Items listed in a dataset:
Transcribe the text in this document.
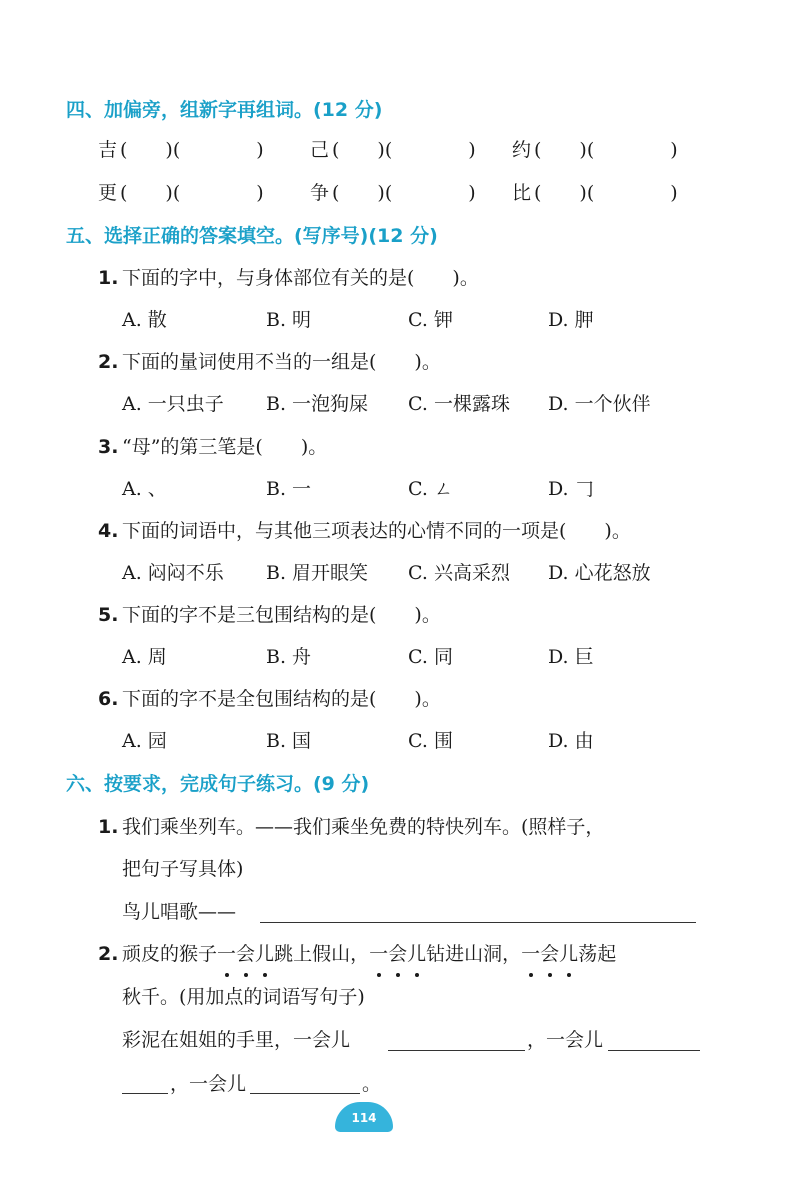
四、加偏旁，组新字再组词。(12 分)
吉 (　　)(　　　　) 己 (　　)(　　　　) 约 (　　)(　　　　)
更 (　　)(　　　　) 争 (　　)(　　　　) 比 (　　)(　　　　)
五、选择正确的答案填空。(写序号)(12 分)
1. 下面的字中，与身体部位有关的是(　　)。
A. 散	B. 明	C. 钾	D. 胛
2. 下面的量词使用不当的一组是(　　)。
A. 一只虫子 B. 一泡狗屎 C. 一棵露珠 D. 一个伙伴
3. “母”的第三笔是(　　)。
A. 、	B. 一	C. ㄥ	D. 𠃌
4. 下面的词语中，与其他三项表达的心情不同的一项是(　　)。
A. 闷闷不乐 B. 眉开眼笑 C. 兴高采烈 D. 心花怒放
5. 下面的字不是三包围结构的是(　　)。
A. 周	B. 舟	C. 同	D. 巨
6. 下面的字不是全包围结构的是(　　)。
A. 园	B. 国	C. 围	D. 由
六、按要求，完成句子练习。(9 分)
1. 我们乘坐列车。——我们乘坐免费的特快列车。(照样子，
把句子写具体)
鸟儿唱歌——
2. 顽皮的猴子一会儿跳上假山，一会儿钻进山洞，一会儿荡起
秋千。(用加点的词语写句子)
彩泥在姐姐的手里，一会儿	，一会儿
，一会儿	。
114
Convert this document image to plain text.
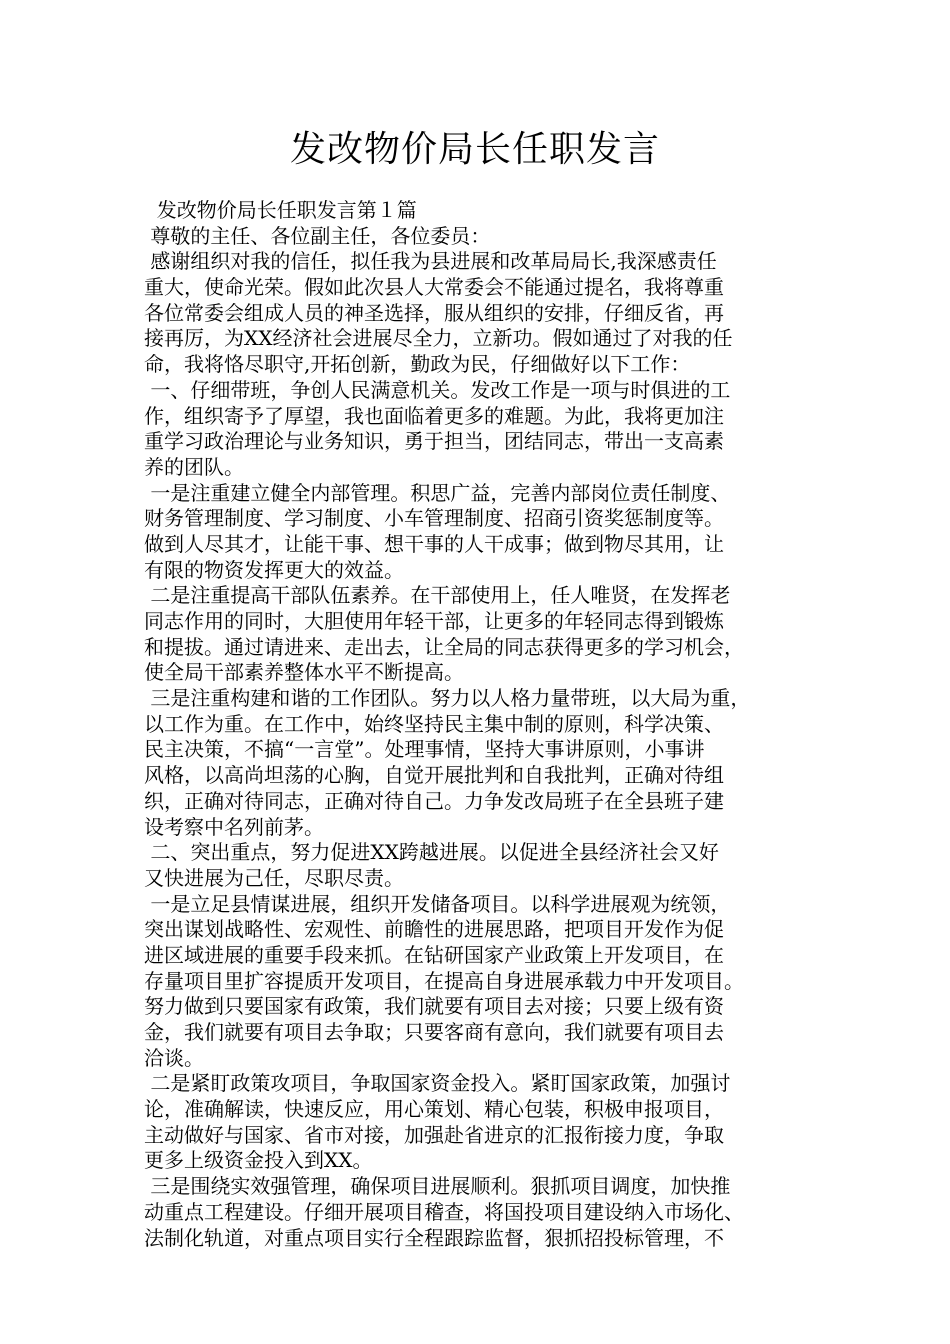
发改物价局长任职发言
发改物价局长任职发言第１篇
尊敬的主任、各位副主任，各位委员：
感谢组织对我的信任，拟任我为县进展和改革局局长,我深感责任
重大，使命光荣。假如此次县人大常委会不能通过提名，我将尊重
各位常委会组成人员的神圣选择，服从组织的安排，仔细反省，再
接再厉，为XX经济社会进展尽全力，立新功。假如通过了对我的任
命，我将恪尽职守,开拓创新，勤政为民，仔细做好以下工作：
一、仔细带班，争创人民满意机关。发改工作是一项与时俱进的工
作，组织寄予了厚望，我也面临着更多的难题。为此，我将更加注
重学习政治理论与业务知识，勇于担当，团结同志，带出一支高素
养的团队。
一是注重建立健全内部管理。积思广益，完善内部岗位责任制度、
财务管理制度、学习制度、小车管理制度、招商引资奖惩制度等。
做到人尽其才，让能干事、想干事的人干成事；做到物尽其用，让
有限的物资发挥更大的效益。
二是注重提高干部队伍素养。在干部使用上，任人唯贤，在发挥老
同志作用的同时，大胆使用年轻干部，让更多的年轻同志得到锻炼
和提拔。通过请进来、走出去，让全局的同志获得更多的学习机会，
使全局干部素养整体水平不断提高。
三是注重构建和谐的工作团队。努力以人格力量带班，以大局为重，
以工作为重。在工作中，始终坚持民主集中制的原则，科学决策、
民主决策，不搞“一言堂”。处理事情，坚持大事讲原则，小事讲
风格，以高尚坦荡的心胸，自觉开展批判和自我批判，正确对待组
织，正确对待同志，正确对待自己。力争发改局班子在全县班子建
设考察中名列前茅。
二、突出重点，努力促进XX跨越进展。以促进全县经济社会又好
又快进展为己任，尽职尽责。
一是立足县情谋进展，组织开发储备项目。以科学进展观为统领，
突出谋划战略性、宏观性、前瞻性的进展思路，把项目开发作为促
进区域进展的重要手段来抓。在钻研国家产业政策上开发项目，在
存量项目里扩容提质开发项目，在提高自身进展承载力中开发项目。
努力做到只要国家有政策，我们就要有项目去对接；只要上级有资
金，我们就要有项目去争取；只要客商有意向，我们就要有项目去
洽谈。
二是紧盯政策攻项目，争取国家资金投入。紧盯国家政策，加强讨
论，准确解读，快速反应，用心策划、精心包装，积极申报项目，
主动做好与国家、省市对接，加强赴省进京的汇报衔接力度，争取
更多上级资金投入到XX。
三是围绕实效强管理，确保项目进展顺利。狠抓项目调度，加快推
动重点工程建设。仔细开展项目稽查，将国投项目建设纳入市场化、
法制化轨道，对重点项目实行全程跟踪监督，狠抓招投标管理，不
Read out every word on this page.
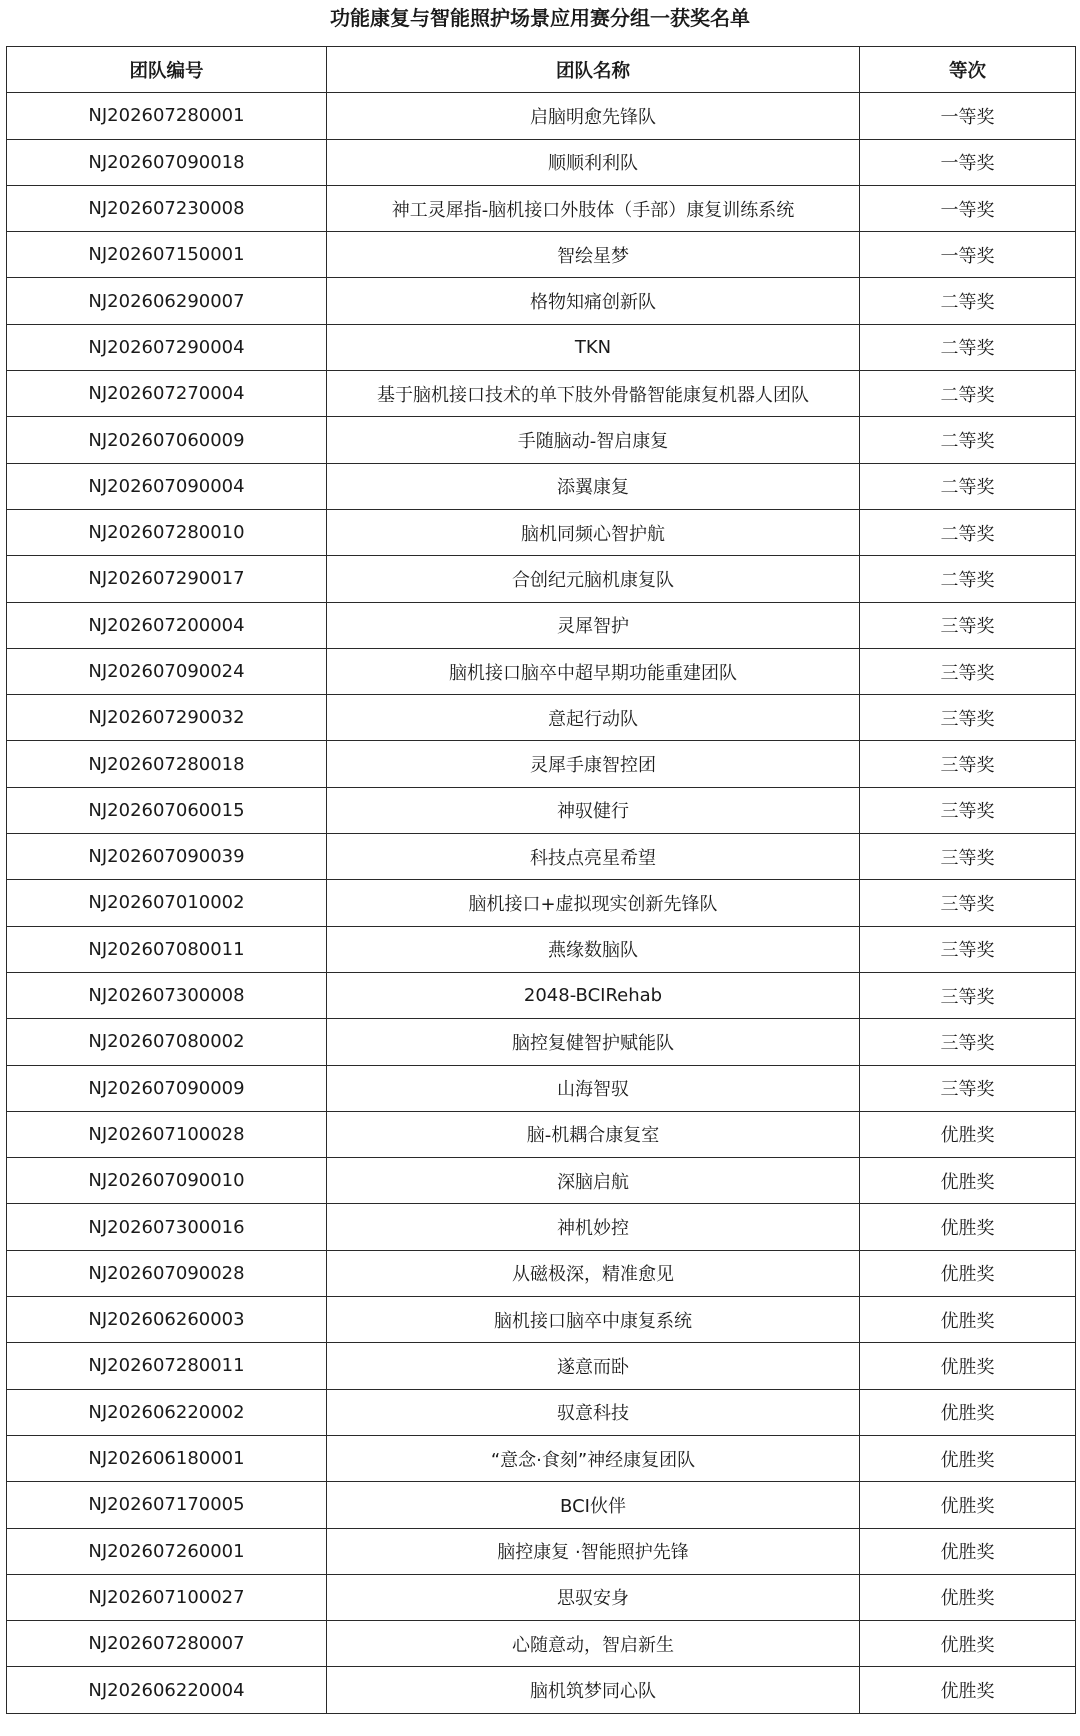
功能康复与智能照护场景应用赛分组一获奖名单
团队编号	团队名称	等次
NJ202607280001	启脑明愈先锋队	一等奖
NJ202607090018	顺顺利利队	一等奖
NJ202607230008	神工灵犀指-脑机接口外肢体（手部）康复训练系统	一等奖
NJ202607150001	智绘星梦	一等奖
NJ202606290007	格物知痛创新队	二等奖
NJ202607290004	TKN	二等奖
NJ202607270004	基于脑机接口技术的单下肢外骨骼智能康复机器人团队	二等奖
NJ202607060009	手随脑动-智启康复	二等奖
NJ202607090004	添翼康复	二等奖
NJ202607280010	脑机同频心智护航	二等奖
NJ202607290017	合创纪元脑机康复队	二等奖
NJ202607200004	灵犀智护	三等奖
NJ202607090024	脑机接口脑卒中超早期功能重建团队	三等奖
NJ202607290032	意起行动队	三等奖
NJ202607280018	灵犀手康智控团	三等奖
NJ202607060015	神驭健行	三等奖
NJ202607090039	科技点亮星希望	三等奖
NJ202607010002	脑机接口+虚拟现实创新先锋队	三等奖
NJ202607080011	燕缘数脑队	三等奖
NJ202607300008	2048-BCIRehab	三等奖
NJ202607080002	脑控复健智护赋能队	三等奖
NJ202607090009	山海智驭	三等奖
NJ202607100028	脑-机耦合康复室	优胜奖
NJ202607090010	深脑启航	优胜奖
NJ202607300016	神机妙控	优胜奖
NJ202607090028	从磁极深，精准愈见	优胜奖
NJ202606260003	脑机接口脑卒中康复系统	优胜奖
NJ202607280011	遂意而卧	优胜奖
NJ202606220002	驭意科技	优胜奖
NJ202606180001	“意念·食刻”神经康复团队	优胜奖
NJ202607170005	BCI伙伴	优胜奖
NJ202607260001	脑控康复 ·智能照护先锋	优胜奖
NJ202607100027	思驭安身	优胜奖
NJ202607280007	心随意动，智启新生	优胜奖
NJ202606220004	脑机筑梦同心队	优胜奖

DIRECTIONS FOR THIS TASK: Return, from the data, each line that has the word "text" in it.

SOLUTION TO THIS EXERCISE:
Transcribe the text in this document.
Convert this document image to plain text.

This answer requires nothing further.